■ WHAT IS ASKED ■
Copy the whole listing below line for line, changing nothing. Leave out the pictures.

— start of GIVEN INFORMATION —

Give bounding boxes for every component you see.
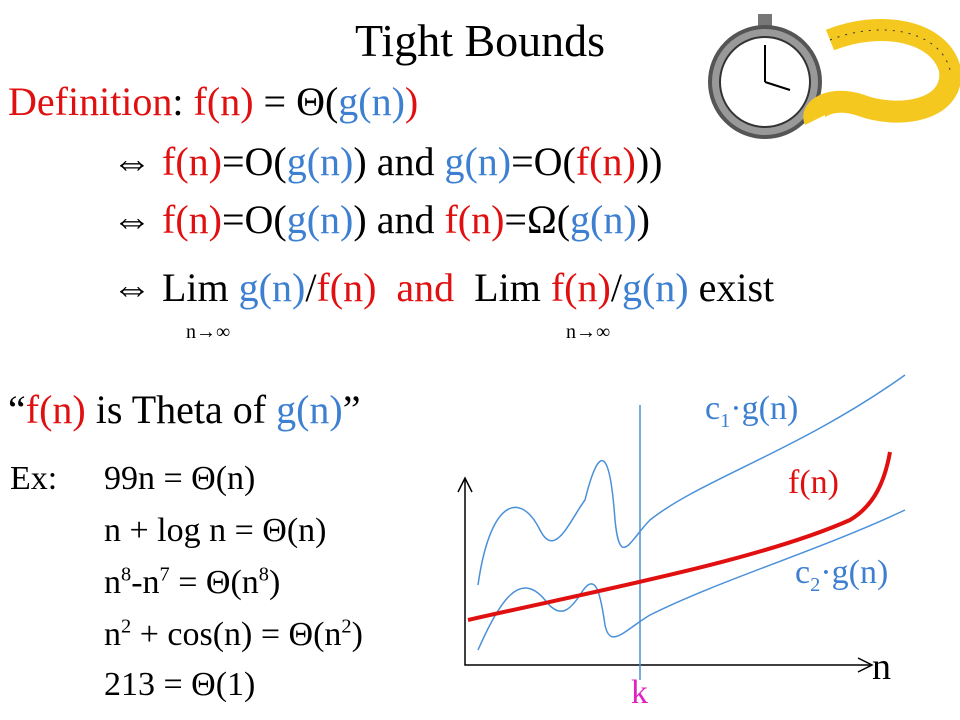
text: 99n = Θ(n) (104, 460, 256, 497)
text: g(n) (276, 387, 343, 432)
example: n2 + cos(n) = Θ(n2) (104, 615, 363, 653)
bounds-graph (457, 374, 906, 680)
text: ⇔ (112, 197, 152, 242)
text: = Θ(n (169, 564, 259, 601)
text: f(n) (162, 197, 222, 242)
text: f(n) (550, 265, 611, 310)
examples-label: Ex: (10, 460, 58, 497)
text: ·g(n) (730, 390, 799, 427)
n-axis-label: n (872, 646, 891, 688)
example: 99n = Θ(n) (104, 462, 255, 496)
equivalence-line: ⇔ f(n)=O(g(n)) and f(n)=Ω(g(n)) (112, 200, 650, 240)
text: and (396, 265, 455, 310)
text: =O( (221, 139, 287, 184)
title: Tight Bounds (354, 15, 606, 66)
text: ⇔ (112, 265, 152, 310)
example: n8-n7 = Θ(n8) (104, 563, 281, 601)
function-label: f(n) (788, 464, 839, 501)
text: g(n) (286, 139, 354, 184)
text: 1 (720, 409, 731, 432)
text: c (795, 554, 811, 591)
text: 8 (121, 563, 132, 586)
text: Lim (474, 265, 551, 310)
example: n + log n = Θ(n) (104, 514, 327, 548)
limit-subscript: n→∞ (566, 321, 611, 343)
text: )) (635, 139, 663, 184)
text: c (705, 390, 721, 427)
text: : (172, 79, 194, 124)
stopwatch-icon (708, 14, 822, 139)
text: g(n) (570, 197, 637, 242)
tape-measure-icon (803, 19, 960, 125)
equivalence-line: ⇔ Lim g(n)/f(n) and Lim f(n)/g(n) exist (112, 268, 774, 308)
definition: Definition: f(n) = Θ(g(n)) (8, 82, 418, 122)
text: g(n) (621, 265, 689, 310)
text: ) (351, 616, 363, 653)
text: f(n) (25, 387, 86, 432)
text: g(n) (338, 79, 405, 124)
quote: “f(n) is Theta of g(n)” (8, 390, 360, 430)
text: 2 (810, 573, 821, 596)
text: 2 (121, 615, 132, 638)
text: n (104, 616, 121, 653)
text: =O( (221, 197, 287, 242)
text: g(n) (444, 139, 512, 184)
text: Lim (162, 265, 239, 310)
text: f(n) (193, 79, 254, 124)
text: + cos(n) = Θ(n (131, 616, 342, 653)
k-label: k (631, 674, 648, 711)
text: ” (342, 387, 361, 432)
text: / (610, 265, 622, 310)
text: 2 (341, 615, 352, 638)
text: f(n) (444, 197, 505, 242)
text: n (104, 564, 121, 601)
text: ) (404, 79, 419, 124)
text: f(n) (575, 139, 636, 184)
text: / (305, 265, 317, 310)
text: f(n) (316, 265, 377, 310)
text: g(n) (238, 265, 306, 310)
example: 213 = Θ(1) (104, 668, 255, 702)
text: -n (131, 564, 160, 601)
text: n + log n = Θ(n) (104, 512, 327, 549)
text: ) (636, 197, 650, 242)
text: =O( (511, 139, 576, 184)
text: ⇔ (112, 139, 152, 184)
text: is Theta of (85, 387, 277, 432)
text: exist (688, 265, 775, 310)
text: ) and (353, 197, 445, 242)
limit-subscript: n→∞ (186, 321, 231, 343)
text: 7 (159, 563, 170, 586)
text: ) (269, 564, 281, 601)
text: 8 (258, 563, 269, 586)
lower-bound-label: c2·g(n) (795, 554, 889, 595)
text: = Θ( (253, 79, 339, 124)
text: ) and (353, 139, 445, 184)
text: g(n) (286, 197, 354, 242)
upper-bound-label: c1·g(n) (705, 390, 799, 431)
equivalence-line: ⇔ f(n)=O(g(n)) and g(n)=O(f(n))) (112, 142, 662, 182)
text: Definition (8, 79, 173, 124)
text: 213 = Θ(1) (104, 666, 256, 703)
text: =Ω( (504, 197, 571, 242)
text: “ (8, 387, 26, 432)
text: f(n) (162, 139, 222, 184)
text: ·g(n) (820, 554, 889, 591)
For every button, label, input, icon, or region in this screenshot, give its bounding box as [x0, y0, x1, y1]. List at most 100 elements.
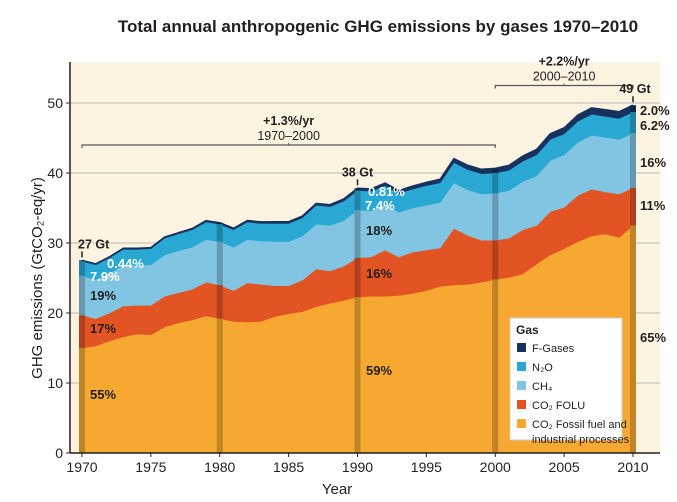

— end of GIVEN INFORMATION —

■ ANSWER FOR THIS EXERCISE ■
Give bounding boxes for every component you see.
text: 99n = Θ(n) (104, 460, 256, 497)
text: g(n) (276, 387, 343, 432)
example: n2 + cos(n) = Θ(n2) (104, 615, 363, 653)
bounds-graph (457, 374, 906, 680)
text: ⇔ (112, 197, 152, 242)
text: = Θ(n (169, 564, 259, 601)
text: f(n) (162, 197, 222, 242)
text: f(n) (550, 265, 611, 310)
examples-label: Ex: (10, 460, 58, 497)
text: ·g(n) (730, 390, 799, 427)
n-axis-label: n (872, 646, 891, 688)
example: 99n = Θ(n) (104, 462, 255, 496)
equivalence-line: ⇔ f(n)=O(g(n)) and f(n)=Ω(g(n)) (112, 200, 650, 240)
text: and (396, 265, 455, 310)
text: =O( (221, 139, 287, 184)
title: Tight Bounds (354, 15, 606, 66)
text: ⇔ (112, 265, 152, 310)
example: n8-n7 = Θ(n8) (104, 563, 281, 601)
function-label: f(n) (788, 464, 839, 501)
text: g(n) (286, 139, 354, 184)
text: 1 (720, 409, 731, 432)
text: c (795, 554, 811, 591)
text: 8 (121, 563, 132, 586)
text: Lim (474, 265, 551, 310)
example: n + log n = Θ(n) (104, 514, 327, 548)
limit-subscript: n→∞ (566, 321, 611, 343)
text: )) (635, 139, 663, 184)
text: c (705, 390, 721, 427)
text: : (172, 79, 194, 124)
stopwatch-icon (708, 14, 822, 139)
text: g(n) (570, 197, 637, 242)
tape-measure-icon (803, 19, 960, 125)
equivalence-line: ⇔ Lim g(n)/f(n) and Lim f(n)/g(n) exist (112, 268, 774, 308)
definition: Definition: f(n) = Θ(g(n)) (8, 82, 418, 122)
text: g(n) (621, 265, 689, 310)
text: ) (351, 616, 363, 653)
text: f(n) (25, 387, 86, 432)
text: g(n) (338, 79, 405, 124)
quote: “f(n) is Theta of g(n)” (8, 390, 360, 430)
text: 2 (810, 573, 821, 596)
text: 2 (121, 615, 132, 638)
text: n (104, 616, 121, 653)
text: =O( (221, 197, 287, 242)
text: g(n) (444, 139, 512, 184)
text: Lim (162, 265, 239, 310)
text: f(n) (193, 79, 254, 124)
text: + cos(n) = Θ(n (131, 616, 342, 653)
k-label: k (631, 674, 648, 711)
text: ” (342, 387, 361, 432)
text: / (610, 265, 622, 310)
text: 2 (341, 615, 352, 638)
text: f(n) (444, 197, 505, 242)
text: n (104, 564, 121, 601)
text: ) (404, 79, 419, 124)
text: f(n) (575, 139, 636, 184)
text: / (305, 265, 317, 310)
text: f(n) (316, 265, 377, 310)
text: g(n) (238, 265, 306, 310)
example: 213 = Θ(1) (104, 668, 255, 702)
text: -n (131, 564, 160, 601)
text: n + log n = Θ(n) (104, 512, 327, 549)
text: ) (636, 197, 650, 242)
text: =O( (511, 139, 576, 184)
text: ⇔ (112, 139, 152, 184)
text: is Theta of (85, 387, 277, 432)
text: exist (688, 265, 775, 310)
text: ) and (353, 197, 445, 242)
limit-subscript: n→∞ (186, 321, 231, 343)
text: 7 (159, 563, 170, 586)
text: ) (269, 564, 281, 601)
text: 8 (258, 563, 269, 586)
lower-bound-label: c2·g(n) (795, 554, 889, 595)
text: = Θ( (253, 79, 339, 124)
text: ) and (353, 139, 445, 184)
text: g(n) (286, 197, 354, 242)
upper-bound-label: c1·g(n) (705, 390, 799, 431)
equivalence-line: ⇔ f(n)=O(g(n)) and g(n)=O(f(n))) (112, 142, 662, 182)
text: Definition (8, 79, 173, 124)
text: 213 = Θ(1) (104, 666, 256, 703)
text: =Ω( (504, 197, 571, 242)
text: “ (8, 387, 26, 432)
text: f(n) (162, 139, 222, 184)
text: ·g(n) (820, 554, 889, 591)
For every button, label, input, icon, or region in this screenshot, give its bounding box as [x0, y0, x1, y1]. List at most 100 elements.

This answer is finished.